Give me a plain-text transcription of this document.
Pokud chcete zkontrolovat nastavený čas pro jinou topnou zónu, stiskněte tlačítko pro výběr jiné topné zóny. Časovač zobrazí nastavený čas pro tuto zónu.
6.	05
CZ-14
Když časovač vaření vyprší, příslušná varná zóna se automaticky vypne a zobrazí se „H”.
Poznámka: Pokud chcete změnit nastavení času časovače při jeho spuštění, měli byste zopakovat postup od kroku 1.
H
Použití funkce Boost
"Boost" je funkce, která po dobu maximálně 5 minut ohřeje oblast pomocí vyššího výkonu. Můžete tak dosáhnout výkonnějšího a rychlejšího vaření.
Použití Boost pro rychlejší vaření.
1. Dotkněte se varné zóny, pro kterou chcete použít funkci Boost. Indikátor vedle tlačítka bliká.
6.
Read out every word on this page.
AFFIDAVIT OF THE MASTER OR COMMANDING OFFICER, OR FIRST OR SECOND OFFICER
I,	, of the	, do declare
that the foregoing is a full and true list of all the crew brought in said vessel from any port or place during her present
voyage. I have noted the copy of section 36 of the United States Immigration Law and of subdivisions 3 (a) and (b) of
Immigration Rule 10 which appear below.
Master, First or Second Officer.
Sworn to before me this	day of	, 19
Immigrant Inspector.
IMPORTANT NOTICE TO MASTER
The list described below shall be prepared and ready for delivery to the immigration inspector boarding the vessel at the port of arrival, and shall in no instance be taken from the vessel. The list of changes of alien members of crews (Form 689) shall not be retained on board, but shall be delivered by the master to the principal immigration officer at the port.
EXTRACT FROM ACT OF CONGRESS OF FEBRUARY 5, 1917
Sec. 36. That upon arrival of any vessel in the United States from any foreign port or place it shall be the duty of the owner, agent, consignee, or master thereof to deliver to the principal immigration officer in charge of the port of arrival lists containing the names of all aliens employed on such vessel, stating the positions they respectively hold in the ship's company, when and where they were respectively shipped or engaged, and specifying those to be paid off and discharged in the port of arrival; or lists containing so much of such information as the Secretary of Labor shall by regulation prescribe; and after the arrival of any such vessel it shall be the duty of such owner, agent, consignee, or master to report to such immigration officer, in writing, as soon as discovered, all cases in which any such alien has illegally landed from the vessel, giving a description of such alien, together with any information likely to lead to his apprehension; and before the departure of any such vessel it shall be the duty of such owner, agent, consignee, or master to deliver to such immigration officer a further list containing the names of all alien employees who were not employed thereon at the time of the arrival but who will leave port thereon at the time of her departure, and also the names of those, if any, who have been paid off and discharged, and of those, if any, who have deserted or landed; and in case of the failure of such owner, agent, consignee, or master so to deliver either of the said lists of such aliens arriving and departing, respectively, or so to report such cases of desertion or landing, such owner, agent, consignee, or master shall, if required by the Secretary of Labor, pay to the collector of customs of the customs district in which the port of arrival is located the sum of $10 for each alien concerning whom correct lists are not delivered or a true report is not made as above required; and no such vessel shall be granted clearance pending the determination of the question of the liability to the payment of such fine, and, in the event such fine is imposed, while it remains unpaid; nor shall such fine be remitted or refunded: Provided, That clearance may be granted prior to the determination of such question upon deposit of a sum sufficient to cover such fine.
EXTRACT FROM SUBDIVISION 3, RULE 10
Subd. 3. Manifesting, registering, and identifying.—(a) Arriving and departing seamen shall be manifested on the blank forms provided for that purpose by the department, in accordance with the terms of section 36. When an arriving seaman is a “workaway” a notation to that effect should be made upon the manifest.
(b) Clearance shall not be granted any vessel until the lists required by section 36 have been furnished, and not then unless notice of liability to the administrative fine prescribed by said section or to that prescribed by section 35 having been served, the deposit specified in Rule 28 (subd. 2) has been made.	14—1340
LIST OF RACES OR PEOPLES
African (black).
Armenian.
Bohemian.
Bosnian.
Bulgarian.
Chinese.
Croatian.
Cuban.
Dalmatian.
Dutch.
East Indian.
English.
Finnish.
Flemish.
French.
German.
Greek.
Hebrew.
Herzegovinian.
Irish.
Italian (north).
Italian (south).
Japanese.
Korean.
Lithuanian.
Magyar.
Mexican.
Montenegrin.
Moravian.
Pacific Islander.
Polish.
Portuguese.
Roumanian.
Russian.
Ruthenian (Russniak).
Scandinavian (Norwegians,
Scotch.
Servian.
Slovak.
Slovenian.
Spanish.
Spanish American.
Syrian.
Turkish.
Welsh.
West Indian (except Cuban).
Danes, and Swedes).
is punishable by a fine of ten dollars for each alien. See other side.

→ **Task directions**: Every entry must be output again, exactly as written above.

→ **Response**:
Give me a plain-text transcription of this document.
Pokud chcete zkontrolovat nastavený čas pro jinou topnou zónu, stiskněte tlačítko pro výběr jiné topné zóny. Časovač zobrazí nastavený čas pro tuto zónu.
6.	05
CZ-14
Když časovač vaření vyprší, příslušná varná zóna se automaticky vypne a zobrazí se „H”.
Poznámka: Pokud chcete změnit nastavení času časovače při jeho spuštění, měli byste zopakovat postup od kroku 1.
H
Použití funkce Boost
"Boost" je funkce, která po dobu maximálně 5 minut ohřeje oblast pomocí vyššího výkonu. Můžete tak dosáhnout výkonnějšího a rychlejšího vaření.
Použití Boost pro rychlejší vaření.
1. Dotkněte se varné zóny, pro kterou chcete použít funkci Boost. Indikátor vedle tlačítka bliká.
6.
Read out every word on this page.
AFFIDAVIT OF THE MASTER OR COMMANDING OFFICER, OR FIRST OR SECOND OFFICER
I,	, of the	, do declare
that the foregoing is a full and true list of all the crew brought in said vessel from any port or place during her present
voyage. I have noted the copy of section 36 of the United States Immigration Law and of subdivisions 3 (a) and (b) of
Immigration Rule 10 which appear below.
Master, First or Second Officer.
Sworn to before me this	day of	, 19
Immigrant Inspector.
IMPORTANT NOTICE TO MASTER
The list described below shall be prepared and ready for delivery to the immigration inspector boarding the vessel at the port of arrival, and shall in no instance be taken from the vessel. The list of changes of alien members of crews (Form 689) shall not be retained on board, but shall be delivered by the master to the principal immigration officer at the port.
EXTRACT FROM ACT OF CONGRESS OF FEBRUARY 5, 1917
Sec. 36. That upon arrival of any vessel in the United States from any foreign port or place it shall be the duty of the owner, agent, consignee, or master thereof to deliver to the principal immigration officer in charge of the port of arrival lists containing the names of all aliens employed on such vessel, stating the positions they respectively hold in the ship's company, when and where they were respectively shipped or engaged, and specifying those to be paid off and discharged in the port of arrival; or lists containing so much of such information as the Secretary of Labor shall by regulation prescribe; and after the arrival of any such vessel it shall be the duty of such owner, agent, consignee, or master to report to such immigration officer, in writing, as soon as discovered, all cases in which any such alien has illegally landed from the vessel, giving a description of such alien, together with any information likely to lead to his apprehension; and before the departure of any such vessel it shall be the duty of such owner, agent, consignee, or master to deliver to such immigration officer a further list containing the names of all alien employees who were not employed thereon at the time of the arrival but who will leave port thereon at the time of her departure, and also the names of those, if any, who have been paid off and discharged, and of those, if any, who have deserted or landed; and in case of the failure of such owner, agent, consignee, or master so to deliver either of the said lists of such aliens arriving and departing, respectively, or so to report such cases of desertion or landing, such owner, agent, consignee, or master shall, if required by the Secretary of Labor, pay to the collector of customs of the customs district in which the port of arrival is located the sum of $10 for each alien concerning whom correct lists are not delivered or a true report is not made as above required; and no such vessel shall be granted clearance pending the determination of the question of the liability to the payment of such fine, and, in the event such fine is imposed, while it remains unpaid; nor shall such fine be remitted or refunded: Provided, That clearance may be granted prior to the determination of such question upon deposit of a sum sufficient to cover such fine.
EXTRACT FROM SUBDIVISION 3, RULE 10
Subd. 3. Manifesting, registering, and identifying.—(a) Arriving and departing seamen shall be manifested on the blank forms provided for that purpose by the department, in accordance with the terms of section 36. When an arriving seaman is a “workaway” a notation to that effect should be made upon the manifest.
(b) Clearance shall not be granted any vessel until the lists required by section 36 have been furnished, and not then unless notice of liability to the administrative fine prescribed by said section or to that prescribed by section 35 having been served, the deposit specified in Rule 28 (subd. 2) has been made.	14—1340
LIST OF RACES OR PEOPLES
African (black).
Armenian.
Bohemian.
Bosnian.
Bulgarian.
Chinese.
Croatian.
Cuban.
Dalmatian.
Dutch.
East Indian.
English.
Finnish.
Flemish.
French.
German.
Greek.
Hebrew.
Herzegovinian.
Irish.
Italian (north).
Italian (south).
Japanese.
Korean.
Lithuanian.
Magyar.
Mexican.
Montenegrin.
Moravian.
Pacific Islander.
Polish.
Portuguese.
Roumanian.
Russian.
Ruthenian (Russniak).
Scandinavian (Norwegians,
Scotch.
Servian.
Slovak.
Slovenian.
Spanish.
Spanish American.
Syrian.
Turkish.
Welsh.
West Indian (except Cuban).
Danes, and Swedes).
is punishable by a fine of ten dollars for each alien. See other side.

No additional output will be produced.